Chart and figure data

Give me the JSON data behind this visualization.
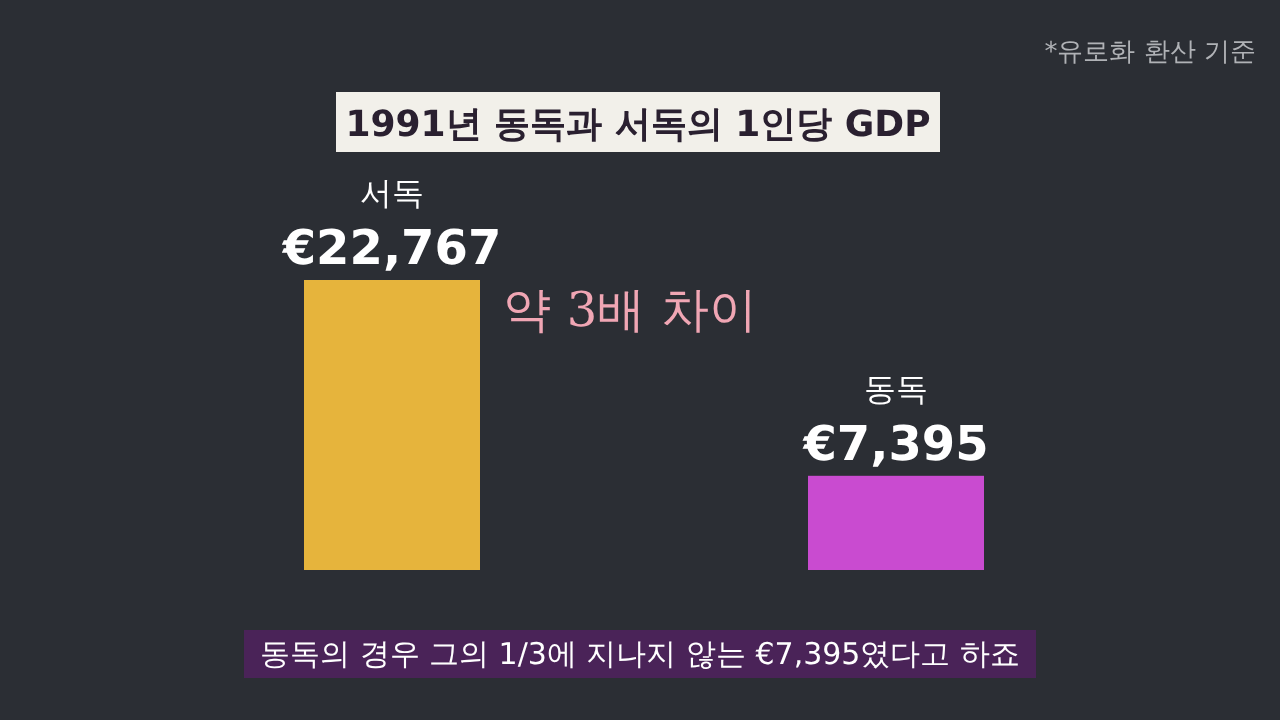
{
  "chart_data": {
    "type": "bar",
    "title": "1991년 동독과 서독의 1인당 GDP",
    "categories": [
      "서독",
      "동독"
    ],
    "values": [
      22767,
      7395
    ],
    "colors": [
      "#e6b43c",
      "#c94bd0"
    ],
    "value_labels": [
      "€22,767",
      "€7,395"
    ],
    "annotations": [
      "*유로화 환산 기준",
      "약 3배 차이",
      "동독의 경우 그의 1/3에 지나지 않는 €7,395였다고 하죠"
    ]
  }
}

OBJECTIVE –
Above are records with pictures; repeat the records exactly and leave the pictures out.

IN RESPONSE –
Give me the JSON data behind this visualization.
{
  "chart_data": {
    "type": "bar",
    "title": "1991년 동독과 서독의 1인당 GDP",
    "categories": [
      "서독",
      "동독"
    ],
    "values": [
      22767,
      7395
    ],
    "colors": [
      "#e6b43c",
      "#c94bd0"
    ],
    "value_labels": [
      "€22,767",
      "€7,395"
    ],
    "annotations": [
      "*유로화 환산 기준",
      "약 3배 차이",
      "동독의 경우 그의 1/3에 지나지 않는 €7,395였다고 하죠"
    ]
  }
}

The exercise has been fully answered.